- Required work
Return the whole listing exactly as it stands.
──────── Stored rows
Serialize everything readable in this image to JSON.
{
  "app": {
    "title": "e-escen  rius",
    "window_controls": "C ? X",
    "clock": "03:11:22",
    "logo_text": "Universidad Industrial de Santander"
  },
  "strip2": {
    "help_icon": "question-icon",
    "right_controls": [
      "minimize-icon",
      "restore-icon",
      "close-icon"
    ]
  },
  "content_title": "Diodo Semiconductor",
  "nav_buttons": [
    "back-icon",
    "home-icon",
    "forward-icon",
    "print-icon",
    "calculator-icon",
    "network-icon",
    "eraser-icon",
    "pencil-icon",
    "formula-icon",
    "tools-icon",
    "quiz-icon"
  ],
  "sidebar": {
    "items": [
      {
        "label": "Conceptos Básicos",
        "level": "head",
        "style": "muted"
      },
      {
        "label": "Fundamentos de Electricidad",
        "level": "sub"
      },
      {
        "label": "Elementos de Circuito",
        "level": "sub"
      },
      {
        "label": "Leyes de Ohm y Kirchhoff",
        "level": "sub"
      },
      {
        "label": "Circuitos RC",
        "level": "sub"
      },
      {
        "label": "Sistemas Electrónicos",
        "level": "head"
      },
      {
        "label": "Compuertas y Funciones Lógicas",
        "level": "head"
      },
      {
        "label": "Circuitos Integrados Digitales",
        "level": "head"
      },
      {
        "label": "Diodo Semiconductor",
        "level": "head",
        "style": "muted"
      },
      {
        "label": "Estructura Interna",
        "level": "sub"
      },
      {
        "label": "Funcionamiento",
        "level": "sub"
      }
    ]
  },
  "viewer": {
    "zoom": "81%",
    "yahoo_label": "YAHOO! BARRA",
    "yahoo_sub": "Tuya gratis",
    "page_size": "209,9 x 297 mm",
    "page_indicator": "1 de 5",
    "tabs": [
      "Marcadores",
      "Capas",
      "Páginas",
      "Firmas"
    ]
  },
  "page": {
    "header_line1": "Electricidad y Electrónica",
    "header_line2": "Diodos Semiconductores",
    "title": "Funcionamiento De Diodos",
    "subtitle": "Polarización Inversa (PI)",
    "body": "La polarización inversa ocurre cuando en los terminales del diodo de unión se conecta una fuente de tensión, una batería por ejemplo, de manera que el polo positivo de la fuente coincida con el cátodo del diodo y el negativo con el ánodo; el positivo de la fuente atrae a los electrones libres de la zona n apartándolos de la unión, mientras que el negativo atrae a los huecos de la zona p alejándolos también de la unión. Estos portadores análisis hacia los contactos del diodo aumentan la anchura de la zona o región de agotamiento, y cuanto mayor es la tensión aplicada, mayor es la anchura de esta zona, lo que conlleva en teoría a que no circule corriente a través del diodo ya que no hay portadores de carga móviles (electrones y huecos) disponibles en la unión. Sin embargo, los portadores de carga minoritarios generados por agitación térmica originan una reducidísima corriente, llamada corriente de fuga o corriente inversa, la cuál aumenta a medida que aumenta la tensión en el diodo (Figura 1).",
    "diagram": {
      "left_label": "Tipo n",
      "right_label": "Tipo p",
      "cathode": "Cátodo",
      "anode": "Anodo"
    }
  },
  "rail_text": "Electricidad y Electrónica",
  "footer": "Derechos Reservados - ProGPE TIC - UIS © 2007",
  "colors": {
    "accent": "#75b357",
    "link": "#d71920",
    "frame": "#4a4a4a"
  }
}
────────────────
- Reply
Serialize everything readable in this image to JSON.
{
  "app": {
    "title": "e-escen  rius",
    "window_controls": "C ? X",
    "clock": "03:11:22",
    "logo_text": "Universidad Industrial de Santander"
  },
  "strip2": {
    "help_icon": "question-icon",
    "right_controls": [
      "minimize-icon",
      "restore-icon",
      "close-icon"
    ]
  },
  "content_title": "Diodo Semiconductor",
  "nav_buttons": [
    "back-icon",
    "home-icon",
    "forward-icon",
    "print-icon",
    "calculator-icon",
    "network-icon",
    "eraser-icon",
    "pencil-icon",
    "formula-icon",
    "tools-icon",
    "quiz-icon"
  ],
  "sidebar": {
    "items": [
      {
        "label": "Conceptos Básicos",
        "level": "head",
        "style": "muted"
      },
      {
        "label": "Fundamentos de Electricidad",
        "level": "sub"
      },
      {
        "label": "Elementos de Circuito",
        "level": "sub"
      },
      {
        "label": "Leyes de Ohm y Kirchhoff",
        "level": "sub"
      },
      {
        "label": "Circuitos RC",
        "level": "sub"
      },
      {
        "label": "Sistemas Electrónicos",
        "level": "head"
      },
      {
        "label": "Compuertas y Funciones Lógicas",
        "level": "head"
      },
      {
        "label": "Circuitos Integrados Digitales",
        "level": "head"
      },
      {
        "label": "Diodo Semiconductor",
        "level": "head",
        "style": "muted"
      },
      {
        "label": "Estructura Interna",
        "level": "sub"
      },
      {
        "label": "Funcionamiento",
        "level": "sub"
      }
    ]
  },
  "viewer": {
    "zoom": "81%",
    "yahoo_label": "YAHOO! BARRA",
    "yahoo_sub": "Tuya gratis",
    "page_size": "209,9 x 297 mm",
    "page_indicator": "1 de 5",
    "tabs": [
      "Marcadores",
      "Capas",
      "Páginas",
      "Firmas"
    ]
  },
  "page": {
    "header_line1": "Electricidad y Electrónica",
    "header_line2": "Diodos Semiconductores",
    "title": "Funcionamiento De Diodos",
    "subtitle": "Polarización Inversa (PI)",
    "body": "La polarización inversa ocurre cuando en los terminales del diodo de unión se conecta una fuente de tensión, una batería por ejemplo, de manera que el polo positivo de la fuente coincida con el cátodo del diodo y el negativo con el ánodo; el positivo de la fuente atrae a los electrones libres de la zona n apartándolos de la unión, mientras que el negativo atrae a los huecos de la zona p alejándolos también de la unión. Estos portadores análisis hacia los contactos del diodo aumentan la anchura de la zona o región de agotamiento, y cuanto mayor es la tensión aplicada, mayor es la anchura de esta zona, lo que conlleva en teoría a que no circule corriente a través del diodo ya que no hay portadores de carga móviles (electrones y huecos) disponibles en la unión. Sin embargo, los portadores de carga minoritarios generados por agitación térmica originan una reducidísima corriente, llamada corriente de fuga o corriente inversa, la cuál aumenta a medida que aumenta la tensión en el diodo (Figura 1).",
    "diagram": {
      "left_label": "Tipo n",
      "right_label": "Tipo p",
      "cathode": "Cátodo",
      "anode": "Anodo"
    }
  },
  "rail_text": "Electricidad y Electrónica",
  "footer": "Derechos Reservados - ProGPE TIC - UIS © 2007",
  "colors": {
    "accent": "#75b357",
    "link": "#d71920",
    "frame": "#4a4a4a"
  }
}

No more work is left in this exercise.